##### Supplied data

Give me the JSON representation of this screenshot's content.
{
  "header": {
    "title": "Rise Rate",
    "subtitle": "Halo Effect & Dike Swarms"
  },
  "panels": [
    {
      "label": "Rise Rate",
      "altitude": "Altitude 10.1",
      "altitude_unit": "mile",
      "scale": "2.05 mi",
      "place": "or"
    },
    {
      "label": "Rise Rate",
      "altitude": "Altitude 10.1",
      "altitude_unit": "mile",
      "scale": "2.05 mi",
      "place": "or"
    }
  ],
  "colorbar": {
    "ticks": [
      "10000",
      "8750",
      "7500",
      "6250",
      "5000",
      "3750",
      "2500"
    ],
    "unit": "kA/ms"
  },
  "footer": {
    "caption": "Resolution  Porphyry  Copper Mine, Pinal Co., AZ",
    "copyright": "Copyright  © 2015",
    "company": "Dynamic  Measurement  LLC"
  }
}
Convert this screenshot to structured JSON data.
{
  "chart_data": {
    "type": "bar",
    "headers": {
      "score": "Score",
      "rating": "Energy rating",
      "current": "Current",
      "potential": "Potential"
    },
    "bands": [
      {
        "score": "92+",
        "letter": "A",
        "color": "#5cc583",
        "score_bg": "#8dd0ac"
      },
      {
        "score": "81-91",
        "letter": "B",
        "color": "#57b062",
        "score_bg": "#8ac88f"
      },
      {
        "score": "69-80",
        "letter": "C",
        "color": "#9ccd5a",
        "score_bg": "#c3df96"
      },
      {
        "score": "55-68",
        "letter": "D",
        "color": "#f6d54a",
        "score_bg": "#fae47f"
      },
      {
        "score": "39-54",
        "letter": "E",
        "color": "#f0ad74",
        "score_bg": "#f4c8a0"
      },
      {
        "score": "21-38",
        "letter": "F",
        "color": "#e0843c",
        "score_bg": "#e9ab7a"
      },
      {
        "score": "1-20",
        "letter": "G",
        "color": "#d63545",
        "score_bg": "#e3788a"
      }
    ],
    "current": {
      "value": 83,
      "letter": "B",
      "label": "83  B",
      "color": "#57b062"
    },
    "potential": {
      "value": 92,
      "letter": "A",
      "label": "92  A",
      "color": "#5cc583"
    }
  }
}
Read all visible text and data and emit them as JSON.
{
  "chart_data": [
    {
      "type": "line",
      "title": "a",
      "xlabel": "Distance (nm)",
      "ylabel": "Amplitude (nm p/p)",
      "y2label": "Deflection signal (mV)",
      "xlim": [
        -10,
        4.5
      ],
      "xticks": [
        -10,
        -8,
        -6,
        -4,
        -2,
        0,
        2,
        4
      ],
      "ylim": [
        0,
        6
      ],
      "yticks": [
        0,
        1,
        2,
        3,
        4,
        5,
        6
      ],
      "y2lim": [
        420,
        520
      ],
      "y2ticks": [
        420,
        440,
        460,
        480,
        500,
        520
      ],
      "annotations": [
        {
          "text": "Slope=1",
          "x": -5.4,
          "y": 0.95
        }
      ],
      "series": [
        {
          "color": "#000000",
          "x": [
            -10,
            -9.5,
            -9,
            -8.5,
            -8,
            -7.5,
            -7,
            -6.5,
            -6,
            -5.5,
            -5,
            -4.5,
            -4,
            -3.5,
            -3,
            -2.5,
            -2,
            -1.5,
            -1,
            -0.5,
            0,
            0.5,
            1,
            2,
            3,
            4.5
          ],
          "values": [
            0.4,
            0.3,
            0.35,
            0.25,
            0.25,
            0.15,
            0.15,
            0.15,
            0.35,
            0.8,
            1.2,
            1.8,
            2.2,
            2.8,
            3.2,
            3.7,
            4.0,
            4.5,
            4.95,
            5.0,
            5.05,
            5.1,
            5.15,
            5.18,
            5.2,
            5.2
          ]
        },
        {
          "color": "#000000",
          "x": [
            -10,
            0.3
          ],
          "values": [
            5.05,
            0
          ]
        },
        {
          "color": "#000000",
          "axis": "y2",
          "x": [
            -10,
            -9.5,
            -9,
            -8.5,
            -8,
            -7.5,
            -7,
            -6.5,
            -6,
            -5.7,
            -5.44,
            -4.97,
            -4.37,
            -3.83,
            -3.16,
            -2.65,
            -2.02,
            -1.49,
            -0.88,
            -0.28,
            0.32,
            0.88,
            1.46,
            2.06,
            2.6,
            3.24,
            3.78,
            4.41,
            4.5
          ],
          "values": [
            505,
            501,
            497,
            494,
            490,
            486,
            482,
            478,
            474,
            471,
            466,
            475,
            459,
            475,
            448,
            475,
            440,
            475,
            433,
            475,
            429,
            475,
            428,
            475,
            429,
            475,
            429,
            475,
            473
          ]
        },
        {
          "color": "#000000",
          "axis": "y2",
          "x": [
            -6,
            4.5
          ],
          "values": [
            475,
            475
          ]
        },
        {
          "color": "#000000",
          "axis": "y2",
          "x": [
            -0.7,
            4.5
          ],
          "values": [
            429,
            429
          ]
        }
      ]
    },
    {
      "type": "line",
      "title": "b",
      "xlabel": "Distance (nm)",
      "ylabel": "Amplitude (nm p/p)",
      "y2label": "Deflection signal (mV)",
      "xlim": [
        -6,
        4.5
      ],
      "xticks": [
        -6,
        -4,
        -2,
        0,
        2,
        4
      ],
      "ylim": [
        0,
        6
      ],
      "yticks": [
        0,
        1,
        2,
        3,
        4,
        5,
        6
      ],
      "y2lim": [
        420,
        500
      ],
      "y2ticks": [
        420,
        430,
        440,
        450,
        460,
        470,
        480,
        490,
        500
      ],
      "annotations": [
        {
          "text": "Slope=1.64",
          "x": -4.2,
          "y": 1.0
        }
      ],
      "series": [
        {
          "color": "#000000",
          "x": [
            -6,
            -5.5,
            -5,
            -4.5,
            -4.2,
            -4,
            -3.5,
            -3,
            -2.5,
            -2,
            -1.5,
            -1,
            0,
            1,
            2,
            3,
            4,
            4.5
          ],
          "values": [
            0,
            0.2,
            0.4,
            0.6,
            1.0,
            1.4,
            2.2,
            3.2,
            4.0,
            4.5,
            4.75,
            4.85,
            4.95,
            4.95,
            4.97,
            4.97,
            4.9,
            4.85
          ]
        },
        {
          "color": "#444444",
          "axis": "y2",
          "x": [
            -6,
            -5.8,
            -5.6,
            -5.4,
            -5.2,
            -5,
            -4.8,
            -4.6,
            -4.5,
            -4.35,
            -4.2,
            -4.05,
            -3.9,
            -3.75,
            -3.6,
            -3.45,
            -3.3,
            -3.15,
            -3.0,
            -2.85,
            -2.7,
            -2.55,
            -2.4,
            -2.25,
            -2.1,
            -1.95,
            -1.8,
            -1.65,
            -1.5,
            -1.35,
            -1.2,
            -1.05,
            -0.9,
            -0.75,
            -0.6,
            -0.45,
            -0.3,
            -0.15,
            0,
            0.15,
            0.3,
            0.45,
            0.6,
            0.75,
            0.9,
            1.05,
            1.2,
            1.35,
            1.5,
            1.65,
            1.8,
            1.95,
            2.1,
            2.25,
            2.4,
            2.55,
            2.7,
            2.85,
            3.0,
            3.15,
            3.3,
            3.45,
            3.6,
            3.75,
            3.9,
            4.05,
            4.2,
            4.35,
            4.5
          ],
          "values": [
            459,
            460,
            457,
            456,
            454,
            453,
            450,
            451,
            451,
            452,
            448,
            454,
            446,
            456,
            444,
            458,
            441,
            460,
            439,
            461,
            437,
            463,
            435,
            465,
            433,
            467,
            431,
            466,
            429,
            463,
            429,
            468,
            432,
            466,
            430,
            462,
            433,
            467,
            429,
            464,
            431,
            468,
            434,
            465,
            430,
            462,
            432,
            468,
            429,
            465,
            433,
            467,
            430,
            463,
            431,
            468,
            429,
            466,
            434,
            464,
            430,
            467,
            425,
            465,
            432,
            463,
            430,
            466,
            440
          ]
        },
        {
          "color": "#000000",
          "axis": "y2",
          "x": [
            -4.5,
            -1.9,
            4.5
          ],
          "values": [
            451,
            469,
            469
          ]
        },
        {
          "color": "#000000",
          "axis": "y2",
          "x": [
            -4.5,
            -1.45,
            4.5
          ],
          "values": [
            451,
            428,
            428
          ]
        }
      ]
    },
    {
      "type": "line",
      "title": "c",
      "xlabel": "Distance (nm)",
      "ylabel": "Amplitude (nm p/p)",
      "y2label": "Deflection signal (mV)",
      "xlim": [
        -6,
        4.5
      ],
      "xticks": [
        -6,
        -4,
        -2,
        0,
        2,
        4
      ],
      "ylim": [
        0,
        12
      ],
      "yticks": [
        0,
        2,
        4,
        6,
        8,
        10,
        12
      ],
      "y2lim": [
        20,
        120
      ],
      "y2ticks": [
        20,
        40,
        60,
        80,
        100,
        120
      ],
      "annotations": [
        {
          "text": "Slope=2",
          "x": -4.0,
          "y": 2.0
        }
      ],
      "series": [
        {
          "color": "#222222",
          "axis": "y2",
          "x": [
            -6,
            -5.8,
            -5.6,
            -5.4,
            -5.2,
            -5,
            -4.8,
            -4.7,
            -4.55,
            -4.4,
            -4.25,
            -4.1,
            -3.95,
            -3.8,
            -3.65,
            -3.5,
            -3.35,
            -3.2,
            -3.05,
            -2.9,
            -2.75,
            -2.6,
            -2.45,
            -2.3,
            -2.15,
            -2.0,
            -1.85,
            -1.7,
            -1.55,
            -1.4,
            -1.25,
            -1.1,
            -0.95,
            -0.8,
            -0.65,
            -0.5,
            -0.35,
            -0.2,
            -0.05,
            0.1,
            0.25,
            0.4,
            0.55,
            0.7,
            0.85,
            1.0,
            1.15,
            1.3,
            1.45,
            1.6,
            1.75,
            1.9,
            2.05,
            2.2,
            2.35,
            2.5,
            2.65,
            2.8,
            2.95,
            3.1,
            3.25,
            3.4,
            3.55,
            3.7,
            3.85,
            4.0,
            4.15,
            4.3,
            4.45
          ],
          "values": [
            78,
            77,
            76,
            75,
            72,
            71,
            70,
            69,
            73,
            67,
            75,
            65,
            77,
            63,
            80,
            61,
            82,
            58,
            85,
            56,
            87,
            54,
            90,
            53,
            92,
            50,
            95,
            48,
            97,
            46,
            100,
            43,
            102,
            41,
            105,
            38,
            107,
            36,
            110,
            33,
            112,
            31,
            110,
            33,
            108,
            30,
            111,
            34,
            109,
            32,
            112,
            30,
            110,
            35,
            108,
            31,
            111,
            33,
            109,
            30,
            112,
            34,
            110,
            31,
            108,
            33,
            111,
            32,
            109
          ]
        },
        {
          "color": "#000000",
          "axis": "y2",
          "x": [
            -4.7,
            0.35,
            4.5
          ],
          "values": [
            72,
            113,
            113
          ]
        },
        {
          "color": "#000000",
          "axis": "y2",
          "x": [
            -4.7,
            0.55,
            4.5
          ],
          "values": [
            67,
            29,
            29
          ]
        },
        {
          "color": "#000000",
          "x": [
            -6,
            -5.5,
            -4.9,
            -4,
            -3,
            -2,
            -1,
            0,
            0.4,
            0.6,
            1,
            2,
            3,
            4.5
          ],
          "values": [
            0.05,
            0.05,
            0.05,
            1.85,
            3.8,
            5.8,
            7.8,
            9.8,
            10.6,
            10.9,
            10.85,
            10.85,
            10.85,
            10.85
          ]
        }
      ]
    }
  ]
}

##########

_Task brief_:
Show every line from the entries above in which "screenshot" appears.

_Complete answer_:
Give me the JSON representation of this screenshot's content.
Convert this screenshot to structured JSON data.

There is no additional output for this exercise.